:: Working data ::
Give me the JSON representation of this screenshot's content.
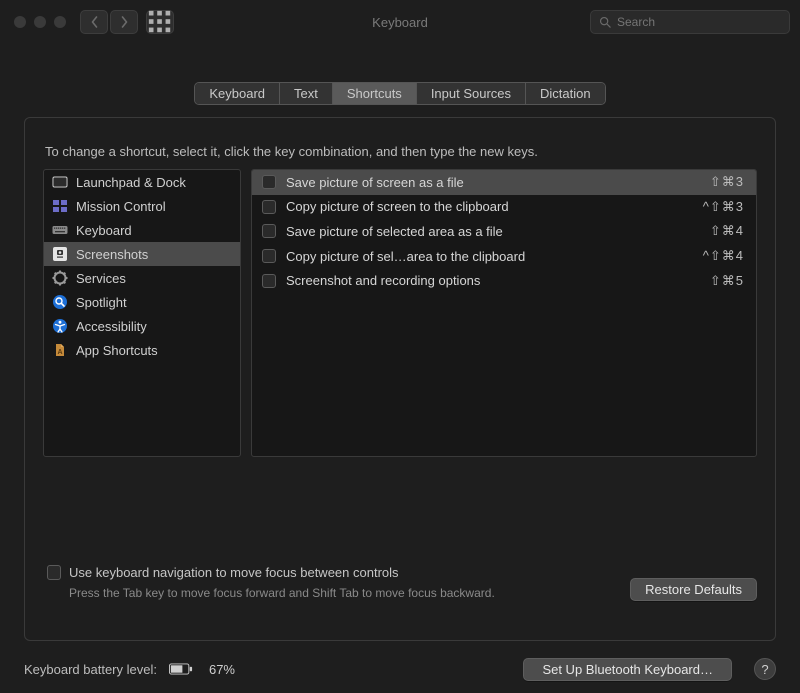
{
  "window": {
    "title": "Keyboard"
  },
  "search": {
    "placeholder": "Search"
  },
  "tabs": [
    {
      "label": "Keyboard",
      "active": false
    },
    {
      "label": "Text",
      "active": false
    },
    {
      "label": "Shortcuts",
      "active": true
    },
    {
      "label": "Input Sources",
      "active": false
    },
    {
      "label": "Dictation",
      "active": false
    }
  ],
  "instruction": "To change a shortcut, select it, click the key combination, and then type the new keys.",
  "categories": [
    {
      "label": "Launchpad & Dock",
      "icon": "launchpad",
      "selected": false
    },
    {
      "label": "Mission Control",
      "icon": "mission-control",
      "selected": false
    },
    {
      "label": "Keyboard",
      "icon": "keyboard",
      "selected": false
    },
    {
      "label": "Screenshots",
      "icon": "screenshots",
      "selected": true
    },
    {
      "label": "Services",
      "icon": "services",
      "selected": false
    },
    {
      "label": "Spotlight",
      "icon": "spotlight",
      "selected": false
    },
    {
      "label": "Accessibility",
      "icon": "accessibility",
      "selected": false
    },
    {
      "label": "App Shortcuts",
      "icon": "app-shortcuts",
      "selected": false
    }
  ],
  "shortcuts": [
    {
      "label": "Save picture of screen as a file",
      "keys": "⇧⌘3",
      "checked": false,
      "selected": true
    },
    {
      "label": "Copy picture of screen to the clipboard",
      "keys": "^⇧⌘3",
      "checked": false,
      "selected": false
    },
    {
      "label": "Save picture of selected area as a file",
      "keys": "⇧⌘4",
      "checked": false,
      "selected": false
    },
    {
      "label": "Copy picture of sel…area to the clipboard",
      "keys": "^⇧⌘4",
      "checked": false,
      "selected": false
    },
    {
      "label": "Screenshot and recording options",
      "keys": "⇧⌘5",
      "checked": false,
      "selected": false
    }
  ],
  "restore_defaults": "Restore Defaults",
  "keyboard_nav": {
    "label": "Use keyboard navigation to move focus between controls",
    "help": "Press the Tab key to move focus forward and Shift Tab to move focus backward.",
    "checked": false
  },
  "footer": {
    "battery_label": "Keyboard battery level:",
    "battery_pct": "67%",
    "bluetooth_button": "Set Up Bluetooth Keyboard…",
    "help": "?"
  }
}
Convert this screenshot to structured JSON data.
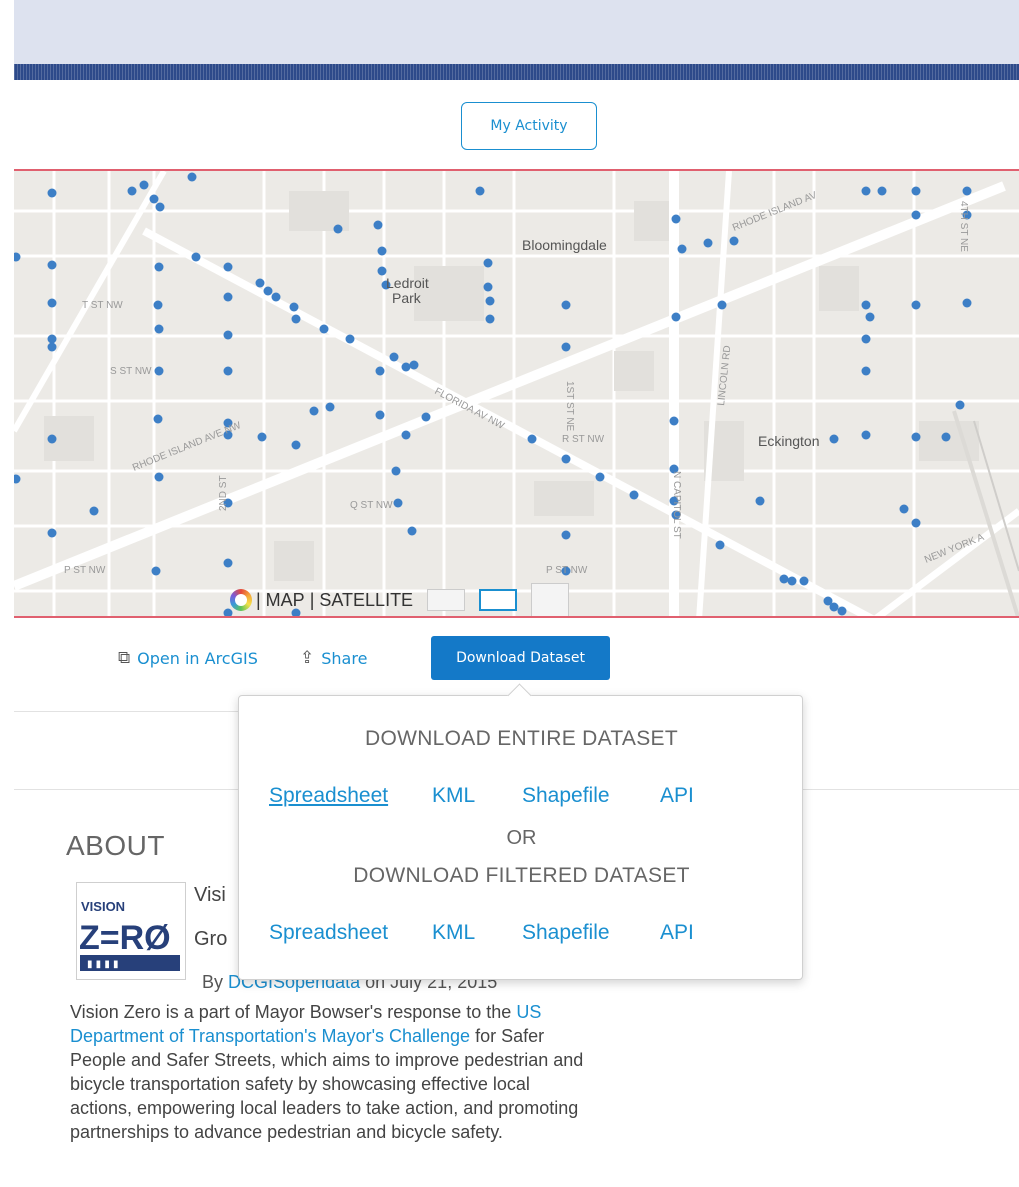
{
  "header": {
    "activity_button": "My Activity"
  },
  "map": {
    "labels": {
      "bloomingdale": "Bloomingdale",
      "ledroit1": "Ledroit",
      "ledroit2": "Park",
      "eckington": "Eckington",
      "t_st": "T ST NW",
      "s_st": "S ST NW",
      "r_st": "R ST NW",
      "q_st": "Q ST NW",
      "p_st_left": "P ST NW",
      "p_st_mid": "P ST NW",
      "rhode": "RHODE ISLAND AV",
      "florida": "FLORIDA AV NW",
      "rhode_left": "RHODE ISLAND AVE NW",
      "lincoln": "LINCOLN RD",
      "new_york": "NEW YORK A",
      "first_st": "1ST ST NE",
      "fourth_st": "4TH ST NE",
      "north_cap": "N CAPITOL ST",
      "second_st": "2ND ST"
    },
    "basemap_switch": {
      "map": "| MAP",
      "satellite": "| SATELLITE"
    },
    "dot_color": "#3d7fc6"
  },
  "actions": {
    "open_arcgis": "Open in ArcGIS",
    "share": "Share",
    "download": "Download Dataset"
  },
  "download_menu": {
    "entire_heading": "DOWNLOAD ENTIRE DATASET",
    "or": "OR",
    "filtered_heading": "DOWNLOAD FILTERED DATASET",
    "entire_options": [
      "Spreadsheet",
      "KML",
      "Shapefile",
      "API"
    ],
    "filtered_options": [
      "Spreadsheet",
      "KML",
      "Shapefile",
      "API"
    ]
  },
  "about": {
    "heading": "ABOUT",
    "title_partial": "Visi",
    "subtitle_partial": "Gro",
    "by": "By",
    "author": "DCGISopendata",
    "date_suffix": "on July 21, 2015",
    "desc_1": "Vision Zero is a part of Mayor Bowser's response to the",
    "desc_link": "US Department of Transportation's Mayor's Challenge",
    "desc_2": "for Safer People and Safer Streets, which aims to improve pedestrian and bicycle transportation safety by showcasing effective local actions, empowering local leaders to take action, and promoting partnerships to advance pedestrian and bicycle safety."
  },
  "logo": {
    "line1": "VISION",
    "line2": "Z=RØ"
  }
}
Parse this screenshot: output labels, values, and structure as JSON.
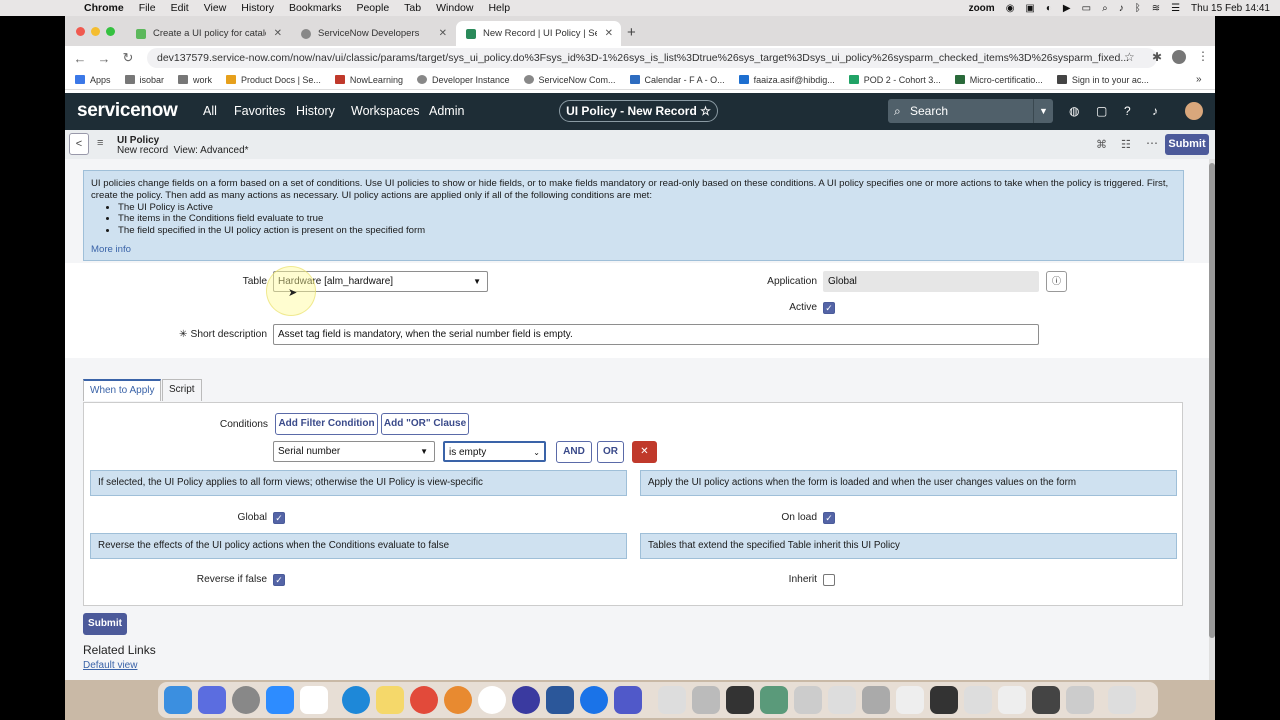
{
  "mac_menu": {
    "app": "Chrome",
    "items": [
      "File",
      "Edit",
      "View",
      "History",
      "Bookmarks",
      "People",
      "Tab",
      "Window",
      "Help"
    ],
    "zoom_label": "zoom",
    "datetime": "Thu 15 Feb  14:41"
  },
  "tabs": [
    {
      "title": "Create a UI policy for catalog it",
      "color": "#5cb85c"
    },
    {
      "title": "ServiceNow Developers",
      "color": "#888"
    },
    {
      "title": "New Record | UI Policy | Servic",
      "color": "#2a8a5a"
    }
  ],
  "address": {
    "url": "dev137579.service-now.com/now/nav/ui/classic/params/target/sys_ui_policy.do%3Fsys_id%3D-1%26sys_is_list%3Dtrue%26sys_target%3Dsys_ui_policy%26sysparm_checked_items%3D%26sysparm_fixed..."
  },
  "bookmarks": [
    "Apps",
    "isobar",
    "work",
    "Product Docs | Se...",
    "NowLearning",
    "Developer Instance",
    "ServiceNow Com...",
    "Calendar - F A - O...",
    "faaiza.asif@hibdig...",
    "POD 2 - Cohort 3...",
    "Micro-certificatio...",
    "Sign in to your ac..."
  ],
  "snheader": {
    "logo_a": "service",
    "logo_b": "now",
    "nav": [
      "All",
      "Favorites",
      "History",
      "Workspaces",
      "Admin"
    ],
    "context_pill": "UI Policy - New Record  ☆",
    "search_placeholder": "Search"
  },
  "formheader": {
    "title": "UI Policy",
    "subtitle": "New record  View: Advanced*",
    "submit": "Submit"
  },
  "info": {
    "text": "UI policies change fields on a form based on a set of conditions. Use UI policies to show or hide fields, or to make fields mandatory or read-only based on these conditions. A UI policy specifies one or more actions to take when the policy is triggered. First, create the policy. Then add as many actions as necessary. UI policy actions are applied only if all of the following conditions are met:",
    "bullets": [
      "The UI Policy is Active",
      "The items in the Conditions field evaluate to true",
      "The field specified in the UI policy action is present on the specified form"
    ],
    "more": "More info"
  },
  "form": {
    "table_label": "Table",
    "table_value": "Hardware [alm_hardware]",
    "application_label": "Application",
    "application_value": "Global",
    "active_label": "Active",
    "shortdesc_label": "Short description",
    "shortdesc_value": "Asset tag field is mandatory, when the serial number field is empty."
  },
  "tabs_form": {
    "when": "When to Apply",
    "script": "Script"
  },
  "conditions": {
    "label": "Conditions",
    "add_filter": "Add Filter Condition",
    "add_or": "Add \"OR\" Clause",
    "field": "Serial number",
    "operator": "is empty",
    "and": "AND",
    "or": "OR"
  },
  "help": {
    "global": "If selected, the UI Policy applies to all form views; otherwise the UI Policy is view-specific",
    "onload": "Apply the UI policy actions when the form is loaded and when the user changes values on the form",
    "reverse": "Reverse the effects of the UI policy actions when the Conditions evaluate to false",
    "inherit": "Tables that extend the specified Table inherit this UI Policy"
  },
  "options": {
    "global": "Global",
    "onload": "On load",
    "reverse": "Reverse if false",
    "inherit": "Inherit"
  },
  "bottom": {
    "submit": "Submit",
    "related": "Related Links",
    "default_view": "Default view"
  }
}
:::
Copy every line that includes the string "icon" from the material above.

Solution for this problem =
      "icon": "launchpad",
      "icon": "mission-control",
      "icon": "keyboard",
      "icon": "screenshots",
      "icon": "services",
      "icon": "spotlight",
      "icon": "accessibility",
      "icon": "app-shortcuts",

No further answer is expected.